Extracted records
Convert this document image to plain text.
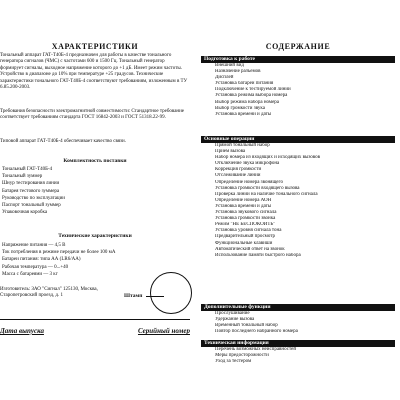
ХАРАКТЕРИСТИКИ
Тональный аппарат ГАТ-Т40Б-4 предназначен для работы в качестве тонального генератора сигналов (ЧМС) с частотами 600 и 1500 Гц. Тональный генератор формирует сигналы, выходное напряжение которого до +1 дБ. Имеет режим частоты. Устройство в диапазоне до 10% при температуре +25 градусов. Технические характеристики тонального ГАТ-Т40Б-4 соответствуют требованиям, изложенным в ТУ 6.85.200-2003.
Требования безопасности электромагнитной совместимости: Стандартное требование соответствует требованиям стандарта ГОСТ 16842-2003 и ГОСТ 51318.22-99.
Типовой аппарат ГАТ-Т40Б-4 обеспечивает качество связи.
Комплектность поставки
Тональный ГАТ-Т40Б-4
Тональный зуммер
Шнур тестирования линии
Батарея тестового зуммера
Руководство по эксплуатации
Паспорт тональный зуммер
Упаковочная коробка
Технические характеристики
Напряжение питания — 4,5 В
Ток потребления в режиме передачи не более 100 мА
Батареи питания: типа АА (LR6/AA)
Рабочая температура — 0...+40
Масса с батареями — 3 кг
Изготовитель: ЗАО "Сигнал" 125130, Москва, Старопетровский проезд, д. 1	Штамп
Дата выпуска	Серийный номер
СОДЕРЖАНИЕ
Подготовка к работе
Внешний вид
Назначение разъемов
Дисплей
Установка батареи питания
Подключение к тестируемой линии
Установка режима выбора номера
Выбор режима набора номера
Выбор громкости звука
Установка времени и даты
Основные операции
Прямой тональный набор
Прием вызова
Набор номера из входящих и исходящих вызовов
Отключение звука микрофона
Коррекция громкости
Отслеживание линии
Определение номера звонящего
Установка громкости входящего вызова
Проверка линии на наличие тонального сигнала
Определение номера АОН
Установка времени и даты
Установка звукового сигнала
Установка громкости звонка
Режим "НЕ БЕСПОКОИТЬ"
Установка уровня сигнала тона
Предварительный просмотр
Функциональные клавиши
Автоматический ответ на звонок
Использование памяти быстрого набора
Дополнительные функции
Прослушивание
Удержание вызова
Временный тональный набор
Повтор последнего набранного номера
Техническая информация
Перечень возможных неисправностей
Меры предосторожности
Уход за тестером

SET EXERCISE —
Word for word, quote the lines above. Omit the pictures.

ANSWER FOR THE TASK —
Convert this document image to plain text.
ХАРАКТЕРИСТИКИ
Тональный аппарат ГАТ-Т40Б-4 предназначен для работы в качестве тонального генератора сигналов (ЧМС) с частотами 600 и 1500 Гц. Тональный генератор формирует сигналы, выходное напряжение которого до +1 дБ. Имеет режим частоты. Устройство в диапазоне до 10% при температуре +25 градусов. Технические характеристики тонального ГАТ-Т40Б-4 соответствуют требованиям, изложенным в ТУ 6.85.200-2003.
Требования безопасности электромагнитной совместимости: Стандартное требование соответствует требованиям стандарта ГОСТ 16842-2003 и ГОСТ 51318.22-99.
Типовой аппарат ГАТ-Т40Б-4 обеспечивает качество связи.
Комплектность поставки
Тональный ГАТ-Т40Б-4
Тональный зуммер
Шнур тестирования линии
Батарея тестового зуммера
Руководство по эксплуатации
Паспорт тональный зуммер
Упаковочная коробка
Технические характеристики
Напряжение питания — 4,5 В
Ток потребления в режиме передачи не более 100 мА
Батареи питания: типа АА (LR6/AA)
Рабочая температура — 0...+40
Масса с батареями — 3 кг
Изготовитель: ЗАО "Сигнал" 125130, Москва, Старопетровский проезд, д. 1	Штамп
Дата выпуска	Серийный номер
СОДЕРЖАНИЕ
Подготовка к работе
Внешний вид
Назначение разъемов
Дисплей
Установка батареи питания
Подключение к тестируемой линии
Установка режима выбора номера
Выбор режима набора номера
Выбор громкости звука
Установка времени и даты
Основные операции
Прямой тональный набор
Прием вызова
Набор номера из входящих и исходящих вызовов
Отключение звука микрофона
Коррекция громкости
Отслеживание линии
Определение номера звонящего
Установка громкости входящего вызова
Проверка линии на наличие тонального сигнала
Определение номера АОН
Установка времени и даты
Установка звукового сигнала
Установка громкости звонка
Режим "НЕ БЕСПОКОИТЬ"
Установка уровня сигнала тона
Предварительный просмотр
Функциональные клавиши
Автоматический ответ на звонок
Использование памяти быстрого набора
Дополнительные функции
Прослушивание
Удержание вызова
Временный тональный набор
Повтор последнего набранного номера
Техническая информация
Перечень возможных неисправностей
Меры предосторожности
Уход за тестером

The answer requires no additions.